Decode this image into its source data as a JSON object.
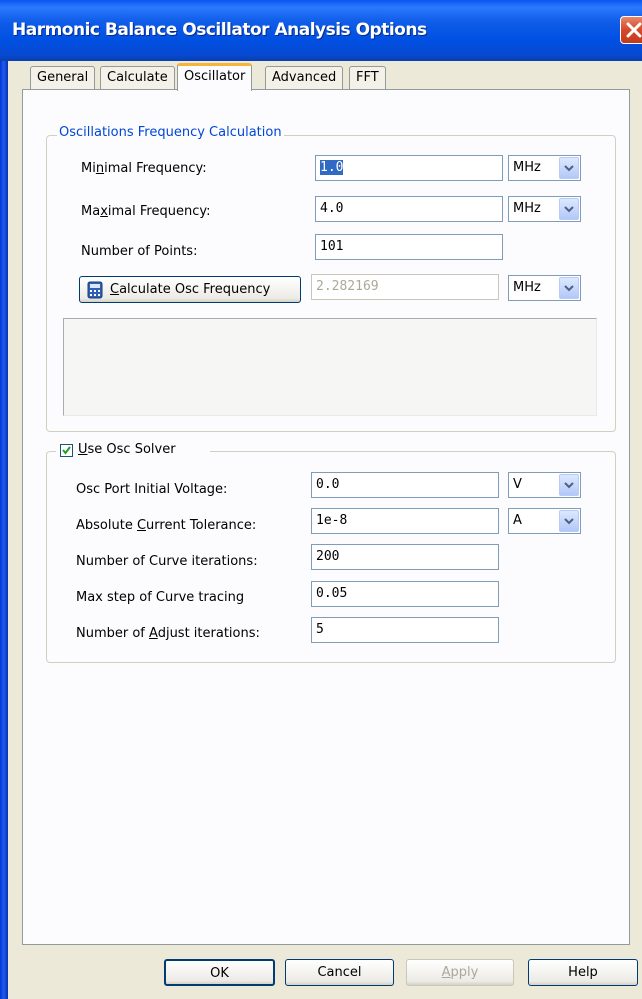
{
  "window": {
    "title": "Harmonic Balance Oscillator Analysis Options"
  },
  "tabs": [
    {
      "label": "General"
    },
    {
      "label": "Calculate"
    },
    {
      "label": "Oscillator",
      "active": true
    },
    {
      "label": "Advanced"
    },
    {
      "label": "FFT"
    }
  ],
  "freq_group": {
    "legend": "Oscillations Frequency Calculation",
    "min_freq": {
      "label_pre": "Mi",
      "label_u": "n",
      "label_post": "imal Frequency:",
      "value": "1.0",
      "unit": "MHz"
    },
    "max_freq": {
      "label_pre": "Ma",
      "label_u": "x",
      "label_post": "imal Frequency:",
      "value": "4.0",
      "unit": "MHz"
    },
    "num_points": {
      "label": "Number of Points:",
      "value": "101"
    },
    "calc_button": {
      "label_u": "C",
      "label_post": "alculate Osc Frequency"
    },
    "result": {
      "value": "2.282169",
      "unit": "MHz"
    }
  },
  "solver_group": {
    "checkbox_label_u": "U",
    "checkbox_label_post": "se Osc Solver",
    "checked": true,
    "port_voltage": {
      "label": "Osc Port Initial Voltage:",
      "value": "0.0",
      "unit": "V"
    },
    "abs_current_tol": {
      "label_pre": "Absolute ",
      "label_u": "C",
      "label_post": "urrent Tolerance:",
      "value": "1e-8",
      "unit": "A"
    },
    "curve_iterations": {
      "label": "Number of Curve iterations:",
      "value": "200"
    },
    "max_step": {
      "label": "Max step of Curve tracing",
      "value": "0.05"
    },
    "adjust_iterations": {
      "label_pre": "Number of ",
      "label_u": "A",
      "label_post": "djust iterations:",
      "value": "5"
    }
  },
  "buttons": {
    "ok": "OK",
    "cancel": "Cancel",
    "apply_u": "A",
    "apply_post": "pply",
    "help": "Help"
  },
  "colors": {
    "titlebar": "#0054e3",
    "active_tab_accent": "#f8b439",
    "dialog_bg": "#ece9d8",
    "selection": "#316ac5",
    "checkmark": "#21a121"
  }
}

• **SHORT PROBLEM**: Check each line of the entries above, and show every one holding the word "Frequency".

• **FULL RESPONSE**:
    "legend": "Oscillations Frequency Calculation",
      "label_post": "imal Frequency:",
      "label_post": "imal Frequency:",
      "label_post": "alculate Osc Frequency"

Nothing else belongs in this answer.